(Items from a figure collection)
— begin —
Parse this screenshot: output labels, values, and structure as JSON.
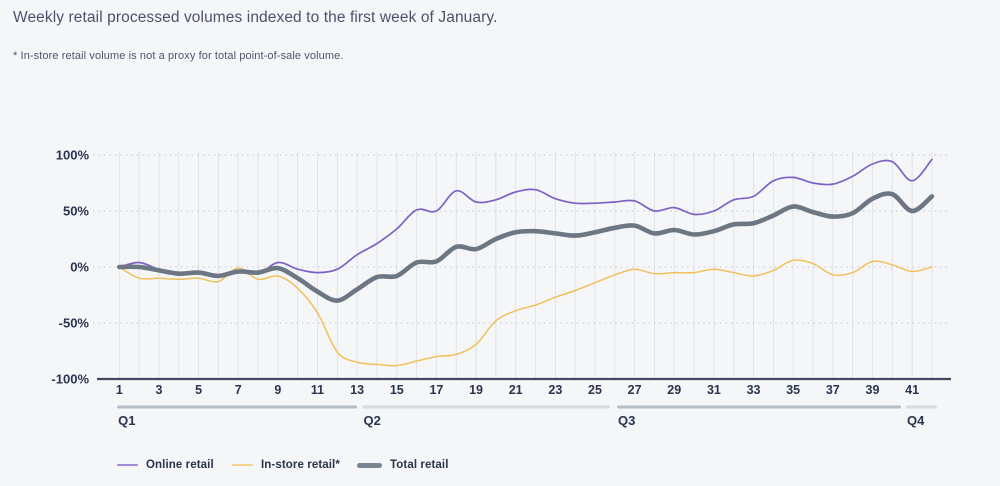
{
  "chart_data": {
    "type": "line",
    "title": "Weekly retail processed volumes indexed to the first week of January.",
    "footnote": "* In-store retail volume is not a proxy for total point-of-sale volume.",
    "x_unit": "week",
    "week_start": 1,
    "x_ticks": [
      1,
      3,
      5,
      7,
      9,
      11,
      13,
      15,
      17,
      19,
      21,
      23,
      25,
      27,
      29,
      31,
      33,
      35,
      37,
      39,
      41
    ],
    "y_ticks": [
      {
        "label": "100%",
        "value": 100
      },
      {
        "label": "50%",
        "value": 50
      },
      {
        "label": "0%",
        "value": 0
      },
      {
        "label": "-50%",
        "value": -50
      },
      {
        "label": "-100%",
        "value": -100
      }
    ],
    "ylim": [
      -100,
      100
    ],
    "grid": {
      "vertical": "per-week",
      "horizontal": "dotted"
    },
    "legend_position": "bottom-left",
    "series": [
      {
        "name": "In-store retail*",
        "color": "#f2c05a",
        "legend_color": "#f6d28e",
        "width": 1.5,
        "values": [
          0,
          -10,
          -10,
          -11,
          -10,
          -13,
          -1,
          -11,
          -8,
          -19,
          -41,
          -76,
          -85,
          -87,
          -88,
          -84,
          -80,
          -78,
          -69,
          -48,
          -39,
          -34,
          -27,
          -21,
          -14,
          -7,
          -2,
          -6,
          -5,
          -5,
          -2,
          -5,
          -8,
          -3,
          6,
          3,
          -7,
          -5,
          5,
          2,
          -4,
          0
        ]
      },
      {
        "name": "Online retail",
        "color": "#7e61c4",
        "legend_color": "#a18bd2",
        "width": 1.7,
        "values": [
          0,
          4,
          -2,
          -5,
          -4,
          -7,
          -3,
          -6,
          4,
          -2,
          -5,
          -2,
          11,
          21,
          34,
          51,
          50,
          68,
          58,
          60,
          67,
          69,
          61,
          57,
          57,
          58,
          59,
          50,
          53,
          47,
          50,
          60,
          63,
          77,
          80,
          75,
          74,
          81,
          92,
          94,
          77,
          96
        ]
      },
      {
        "name": "Total retail",
        "color": "#6d7683",
        "legend_color": "#7b8492",
        "width": 4.6,
        "values": [
          0,
          0,
          -3,
          -6,
          -5,
          -8,
          -4,
          -5,
          -1,
          -10,
          -22,
          -30,
          -20,
          -9,
          -8,
          4,
          5,
          18,
          16,
          25,
          31,
          32,
          30,
          28,
          31,
          35,
          37,
          30,
          33,
          29,
          32,
          38,
          39,
          46,
          54,
          49,
          45,
          48,
          61,
          65,
          50,
          63
        ]
      }
    ],
    "quarters": [
      {
        "label": "Q1",
        "from_week": 0.89,
        "to_week": 13.0,
        "tone": "dark"
      },
      {
        "label": "Q2",
        "from_week": 13.27,
        "to_week": 25.76,
        "tone": "light"
      },
      {
        "label": "Q3",
        "from_week": 26.11,
        "to_week": 40.44,
        "tone": "dark"
      },
      {
        "label": "Q4",
        "from_week": 40.69,
        "to_week": 42.25,
        "tone": "light"
      }
    ],
    "colors": {
      "quarter_bar_dark": "#b7bdc7",
      "quarter_bar_light": "#d7dade",
      "axis_line": "#404a5e",
      "tick_text": "#2a344e",
      "vertical_grid": "#e0e3e8",
      "horizontal_grid": "#c7ccd6"
    }
  }
}
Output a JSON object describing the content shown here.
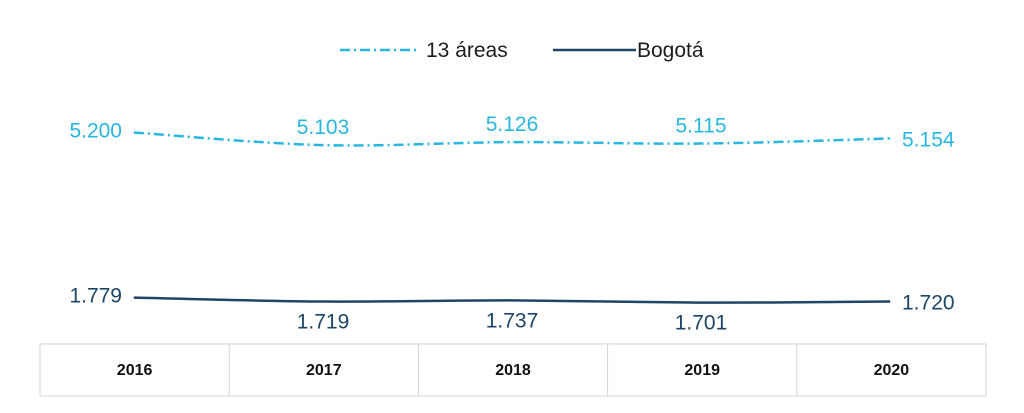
{
  "chart_data": {
    "type": "line",
    "categories": [
      "2016",
      "2017",
      "2018",
      "2019",
      "2020"
    ],
    "series": [
      {
        "name": "13 áreas",
        "values": [
          5.2,
          5.103,
          5.126,
          5.115,
          5.154
        ],
        "labels": [
          "5.200",
          "5.103",
          "5.126",
          "5.115",
          "5.154"
        ],
        "color": "#29b6e0",
        "style": "dash-dot"
      },
      {
        "name": "Bogotá",
        "values": [
          1.779,
          1.719,
          1.737,
          1.701,
          1.72
        ],
        "labels": [
          "1.779",
          "1.719",
          "1.737",
          "1.701",
          "1.720"
        ],
        "color": "#1d4566",
        "style": "solid"
      }
    ],
    "legend_position": "top-center",
    "grid": false
  }
}
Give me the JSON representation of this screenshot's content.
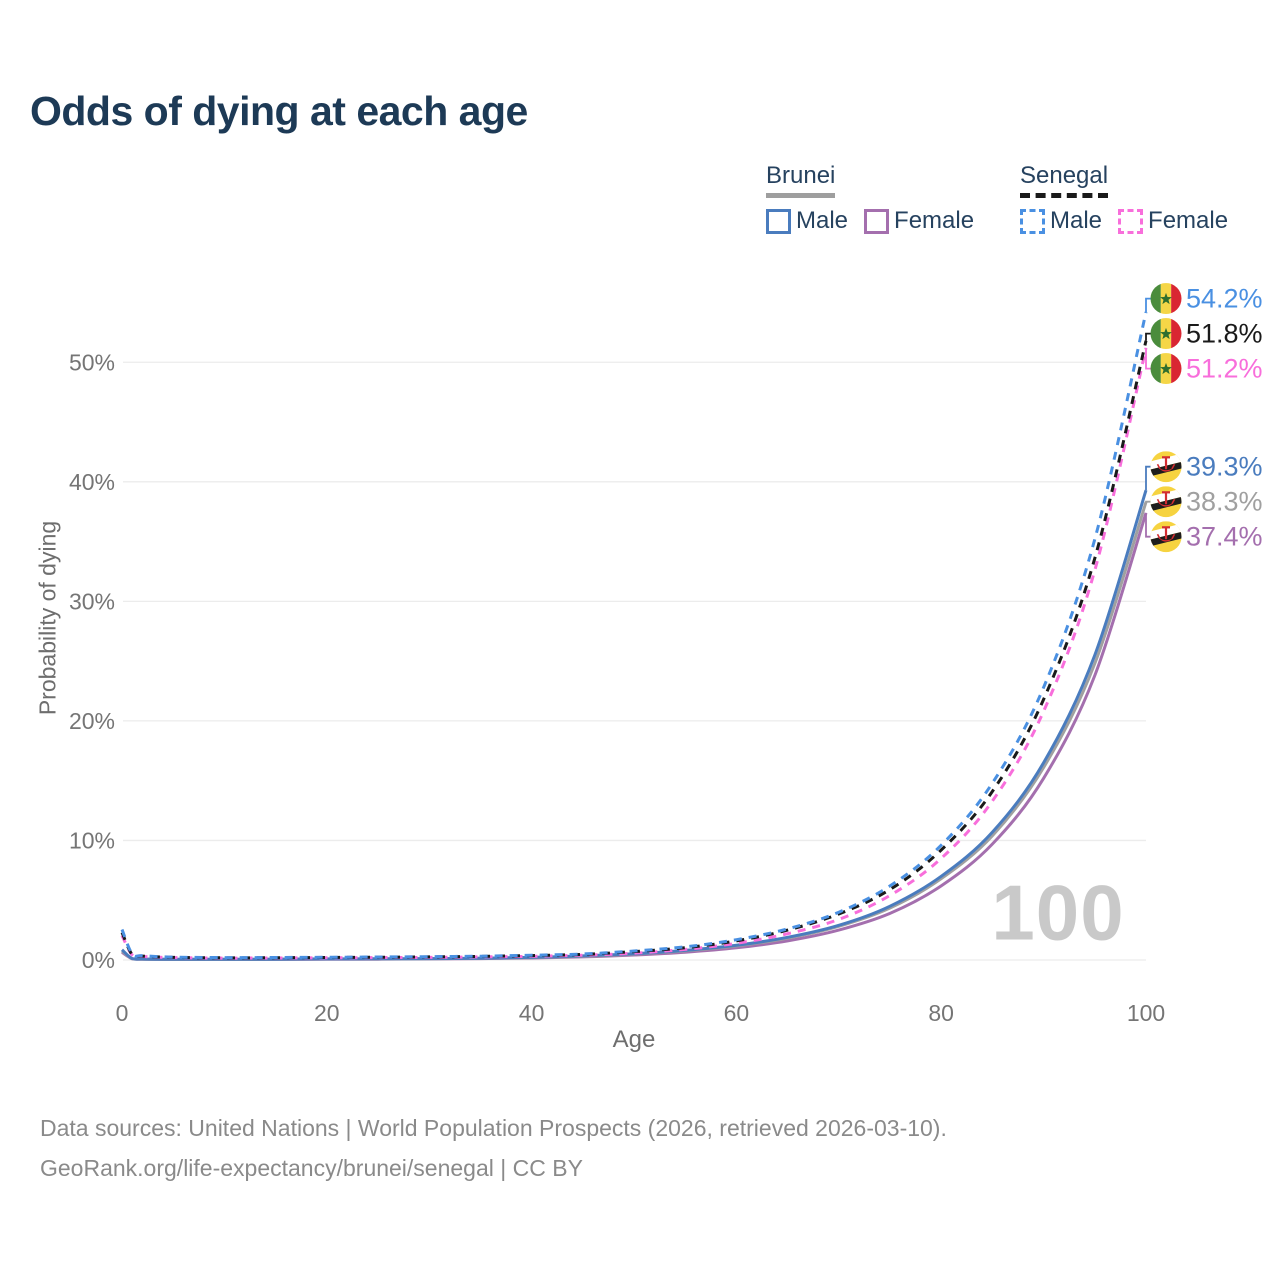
{
  "page": {
    "title": "Odds of dying at each age"
  },
  "legend": {
    "groups": [
      {
        "name": "Brunei",
        "line_style": "solid",
        "underline_color": "#9e9e9e",
        "items": [
          {
            "label": "Male",
            "color": "#4a7cbe"
          },
          {
            "label": "Female",
            "color": "#a46fae"
          }
        ]
      },
      {
        "name": "Senegal",
        "line_style": "dashed",
        "underline_color": "#1a1a1a",
        "items": [
          {
            "label": "Male",
            "color": "#4a90e2"
          },
          {
            "label": "Female",
            "color": "#f86edb"
          }
        ]
      }
    ]
  },
  "chart_data": {
    "type": "line",
    "title": "Odds of dying at each age",
    "xlabel": "Age",
    "ylabel": "Probability of dying",
    "xlim": [
      0,
      100
    ],
    "ylim": [
      0,
      56
    ],
    "xticks": [
      0,
      20,
      40,
      60,
      80,
      100
    ],
    "yticks": [
      0,
      10,
      20,
      30,
      40,
      50
    ],
    "ytick_suffix": "%",
    "grid": true,
    "legend_position": "top-right",
    "watermark": "100",
    "ages": [
      0,
      1,
      2,
      5,
      10,
      15,
      20,
      25,
      30,
      35,
      40,
      45,
      50,
      55,
      60,
      65,
      70,
      75,
      80,
      85,
      90,
      95,
      100
    ],
    "series": [
      {
        "key": "senegal-male",
        "name": "Senegal Male",
        "country": "Senegal",
        "sex": "Male",
        "style": "dashed",
        "color": "#4a90e2",
        "end_label": "54.2%",
        "values": [
          2.55,
          0.5,
          0.36,
          0.24,
          0.2,
          0.21,
          0.23,
          0.25,
          0.28,
          0.32,
          0.4,
          0.5,
          0.75,
          1.1,
          1.7,
          2.6,
          4.0,
          6.2,
          9.6,
          14.8,
          22.8,
          35.2,
          54.2
        ]
      },
      {
        "key": "senegal-both",
        "name": "Senegal Both sexes",
        "country": "Senegal",
        "sex": "Both sexes",
        "style": "dashed",
        "color": "#1a1a1a",
        "end_label": "51.8%",
        "values": [
          2.3,
          0.45,
          0.33,
          0.22,
          0.18,
          0.19,
          0.21,
          0.23,
          0.26,
          0.3,
          0.37,
          0.47,
          0.7,
          1.03,
          1.6,
          2.5,
          3.85,
          5.9,
          9.2,
          14.1,
          21.8,
          33.6,
          51.8
        ]
      },
      {
        "key": "senegal-female",
        "name": "Senegal Female",
        "country": "Senegal",
        "sex": "Female",
        "style": "dashed",
        "color": "#f86edb",
        "end_label": "51.2%",
        "values": [
          2.05,
          0.42,
          0.3,
          0.2,
          0.16,
          0.17,
          0.18,
          0.2,
          0.22,
          0.26,
          0.31,
          0.4,
          0.57,
          0.89,
          1.4,
          2.2,
          3.4,
          5.4,
          8.5,
          13.3,
          20.8,
          32.6,
          51.2
        ]
      },
      {
        "key": "brunei-male",
        "name": "Brunei Male",
        "country": "Brunei",
        "sex": "Male",
        "style": "solid",
        "color": "#4a7cbe",
        "end_label": "39.3%",
        "values": [
          0.85,
          0.12,
          0.08,
          0.06,
          0.06,
          0.07,
          0.09,
          0.1,
          0.12,
          0.15,
          0.22,
          0.34,
          0.52,
          0.8,
          1.23,
          1.9,
          2.9,
          4.5,
          7.0,
          10.7,
          16.5,
          25.5,
          39.3
        ]
      },
      {
        "key": "brunei-both",
        "name": "Brunei Both sexes",
        "country": "Brunei",
        "sex": "Both sexes",
        "style": "solid",
        "color": "#a0a0a0",
        "end_label": "38.3%",
        "values": [
          0.75,
          0.11,
          0.07,
          0.05,
          0.05,
          0.06,
          0.08,
          0.09,
          0.11,
          0.14,
          0.2,
          0.31,
          0.49,
          0.76,
          1.18,
          1.83,
          2.82,
          4.35,
          6.8,
          10.4,
          16.1,
          24.8,
          38.3
        ]
      },
      {
        "key": "brunei-female",
        "name": "Brunei Female",
        "country": "Brunei",
        "sex": "Female",
        "style": "solid",
        "color": "#a46fae",
        "end_label": "37.4%",
        "values": [
          0.65,
          0.1,
          0.06,
          0.04,
          0.04,
          0.05,
          0.06,
          0.07,
          0.09,
          0.12,
          0.17,
          0.26,
          0.42,
          0.65,
          1.02,
          1.6,
          2.5,
          3.9,
          6.2,
          9.7,
          15.2,
          23.8,
          37.4
        ]
      }
    ],
    "flag_colors": {
      "senegal": {
        "green": "#4a8c3c",
        "yellow": "#f5d647",
        "red": "#d92632",
        "star": "#2f6e2f"
      },
      "brunei": {
        "yellow": "#f6d340",
        "white": "#ffffff",
        "black": "#1d1d1d",
        "crest": "#d22d32"
      }
    },
    "axis_color": "#757575",
    "grid_color": "#ececec"
  },
  "footer": {
    "line1": "Data sources: United Nations | World Population Prospects (2026, retrieved 2026-03-10).",
    "line2": "GeoRank.org/life-expectancy/brunei/senegal | CC BY"
  }
}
— end —
Challenge. Count the lines of the material that include the word "each", then state only the total.

Final result. 2